> [Requirement]: Find every line containing the word "JSON" in the records below; report only how many there are.

> [Data provided]:
******************************
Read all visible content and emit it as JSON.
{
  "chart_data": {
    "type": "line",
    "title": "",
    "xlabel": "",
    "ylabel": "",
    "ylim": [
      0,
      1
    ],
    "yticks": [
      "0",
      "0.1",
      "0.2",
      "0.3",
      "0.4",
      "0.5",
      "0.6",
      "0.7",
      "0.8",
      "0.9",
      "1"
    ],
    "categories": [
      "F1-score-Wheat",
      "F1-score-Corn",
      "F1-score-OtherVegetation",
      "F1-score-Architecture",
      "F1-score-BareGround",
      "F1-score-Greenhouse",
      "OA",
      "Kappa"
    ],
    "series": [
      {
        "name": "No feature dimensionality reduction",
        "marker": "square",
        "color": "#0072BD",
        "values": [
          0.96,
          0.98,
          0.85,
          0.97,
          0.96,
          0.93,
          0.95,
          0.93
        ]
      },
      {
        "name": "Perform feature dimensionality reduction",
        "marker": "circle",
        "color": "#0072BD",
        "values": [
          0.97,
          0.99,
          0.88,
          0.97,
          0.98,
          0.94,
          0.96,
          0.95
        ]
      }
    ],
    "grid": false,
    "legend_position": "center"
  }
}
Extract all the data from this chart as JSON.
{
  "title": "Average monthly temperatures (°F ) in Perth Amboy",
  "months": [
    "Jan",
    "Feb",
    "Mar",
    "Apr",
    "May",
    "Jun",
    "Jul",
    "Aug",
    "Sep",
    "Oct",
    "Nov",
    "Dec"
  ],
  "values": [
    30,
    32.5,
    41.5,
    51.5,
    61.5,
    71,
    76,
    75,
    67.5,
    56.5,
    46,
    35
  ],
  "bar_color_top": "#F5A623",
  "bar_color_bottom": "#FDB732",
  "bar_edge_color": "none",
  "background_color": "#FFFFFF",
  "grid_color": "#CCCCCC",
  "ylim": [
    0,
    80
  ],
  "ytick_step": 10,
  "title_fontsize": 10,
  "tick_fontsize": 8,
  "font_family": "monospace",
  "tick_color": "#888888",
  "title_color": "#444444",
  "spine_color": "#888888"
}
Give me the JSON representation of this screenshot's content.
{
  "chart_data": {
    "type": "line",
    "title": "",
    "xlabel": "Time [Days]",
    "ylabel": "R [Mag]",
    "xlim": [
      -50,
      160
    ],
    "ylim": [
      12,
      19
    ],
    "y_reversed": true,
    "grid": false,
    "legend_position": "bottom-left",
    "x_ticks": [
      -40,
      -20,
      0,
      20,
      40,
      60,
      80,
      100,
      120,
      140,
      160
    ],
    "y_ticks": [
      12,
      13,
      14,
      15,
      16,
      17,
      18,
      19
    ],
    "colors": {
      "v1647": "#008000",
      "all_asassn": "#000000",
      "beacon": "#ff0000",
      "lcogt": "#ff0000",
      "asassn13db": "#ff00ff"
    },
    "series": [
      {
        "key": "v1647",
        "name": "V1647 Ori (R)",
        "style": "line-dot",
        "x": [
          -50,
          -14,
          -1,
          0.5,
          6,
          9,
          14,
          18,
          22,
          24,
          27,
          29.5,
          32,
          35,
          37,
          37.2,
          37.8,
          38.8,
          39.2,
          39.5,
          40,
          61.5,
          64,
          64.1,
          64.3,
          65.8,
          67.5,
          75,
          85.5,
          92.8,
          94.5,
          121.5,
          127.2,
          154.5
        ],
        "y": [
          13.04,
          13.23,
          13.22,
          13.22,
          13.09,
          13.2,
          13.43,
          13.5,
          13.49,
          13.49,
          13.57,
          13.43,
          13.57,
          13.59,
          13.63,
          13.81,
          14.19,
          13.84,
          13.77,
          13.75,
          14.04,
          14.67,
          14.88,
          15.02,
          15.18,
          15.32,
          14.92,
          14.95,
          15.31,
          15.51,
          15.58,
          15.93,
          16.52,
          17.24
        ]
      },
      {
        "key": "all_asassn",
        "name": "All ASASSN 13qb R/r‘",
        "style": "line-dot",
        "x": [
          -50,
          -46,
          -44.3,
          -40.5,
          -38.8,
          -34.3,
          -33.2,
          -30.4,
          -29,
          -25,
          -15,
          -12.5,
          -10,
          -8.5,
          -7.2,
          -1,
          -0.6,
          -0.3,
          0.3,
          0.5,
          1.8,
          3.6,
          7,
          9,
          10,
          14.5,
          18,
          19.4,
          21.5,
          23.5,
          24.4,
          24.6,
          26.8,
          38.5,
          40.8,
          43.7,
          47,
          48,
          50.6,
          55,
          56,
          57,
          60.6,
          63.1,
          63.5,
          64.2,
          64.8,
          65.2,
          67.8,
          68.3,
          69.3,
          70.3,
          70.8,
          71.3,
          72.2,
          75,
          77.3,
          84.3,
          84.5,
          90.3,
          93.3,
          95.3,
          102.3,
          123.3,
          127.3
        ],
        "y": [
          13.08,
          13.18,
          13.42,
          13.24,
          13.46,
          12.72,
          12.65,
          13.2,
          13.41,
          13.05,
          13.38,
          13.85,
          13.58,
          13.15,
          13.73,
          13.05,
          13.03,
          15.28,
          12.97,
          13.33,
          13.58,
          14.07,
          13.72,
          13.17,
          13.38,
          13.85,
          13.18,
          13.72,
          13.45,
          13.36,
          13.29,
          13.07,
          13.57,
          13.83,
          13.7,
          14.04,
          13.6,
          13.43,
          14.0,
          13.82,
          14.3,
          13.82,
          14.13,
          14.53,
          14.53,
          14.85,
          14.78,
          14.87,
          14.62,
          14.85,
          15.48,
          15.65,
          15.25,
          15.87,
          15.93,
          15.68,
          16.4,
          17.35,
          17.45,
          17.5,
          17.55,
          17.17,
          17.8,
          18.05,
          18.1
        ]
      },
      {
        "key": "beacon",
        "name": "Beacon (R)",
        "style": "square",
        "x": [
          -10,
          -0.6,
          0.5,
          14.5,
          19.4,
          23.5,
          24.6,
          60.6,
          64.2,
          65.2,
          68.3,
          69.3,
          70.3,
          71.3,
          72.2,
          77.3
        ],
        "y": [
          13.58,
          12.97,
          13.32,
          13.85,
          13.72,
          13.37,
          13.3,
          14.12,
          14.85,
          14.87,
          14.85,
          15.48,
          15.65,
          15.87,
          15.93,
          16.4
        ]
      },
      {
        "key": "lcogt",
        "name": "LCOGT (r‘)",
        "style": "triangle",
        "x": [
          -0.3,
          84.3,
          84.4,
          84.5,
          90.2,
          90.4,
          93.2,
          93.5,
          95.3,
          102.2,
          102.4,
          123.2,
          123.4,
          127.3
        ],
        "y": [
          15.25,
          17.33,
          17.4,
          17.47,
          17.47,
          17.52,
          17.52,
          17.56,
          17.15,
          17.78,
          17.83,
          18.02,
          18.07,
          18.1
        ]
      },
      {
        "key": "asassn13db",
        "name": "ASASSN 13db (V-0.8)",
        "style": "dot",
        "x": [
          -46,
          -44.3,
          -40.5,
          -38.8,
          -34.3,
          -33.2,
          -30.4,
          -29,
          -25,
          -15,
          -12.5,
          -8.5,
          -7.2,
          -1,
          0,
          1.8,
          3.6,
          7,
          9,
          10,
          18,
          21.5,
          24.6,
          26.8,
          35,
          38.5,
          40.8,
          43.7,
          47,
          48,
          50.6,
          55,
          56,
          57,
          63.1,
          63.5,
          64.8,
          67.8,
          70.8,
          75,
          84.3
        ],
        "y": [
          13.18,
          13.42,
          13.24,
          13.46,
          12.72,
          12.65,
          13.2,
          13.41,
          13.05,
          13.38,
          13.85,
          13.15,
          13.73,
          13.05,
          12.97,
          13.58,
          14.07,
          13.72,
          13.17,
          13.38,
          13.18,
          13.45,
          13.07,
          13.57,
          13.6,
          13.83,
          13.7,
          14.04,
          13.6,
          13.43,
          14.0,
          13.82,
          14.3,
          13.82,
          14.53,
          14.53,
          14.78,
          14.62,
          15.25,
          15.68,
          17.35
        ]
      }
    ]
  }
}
******************************
> [Problem solution]: 3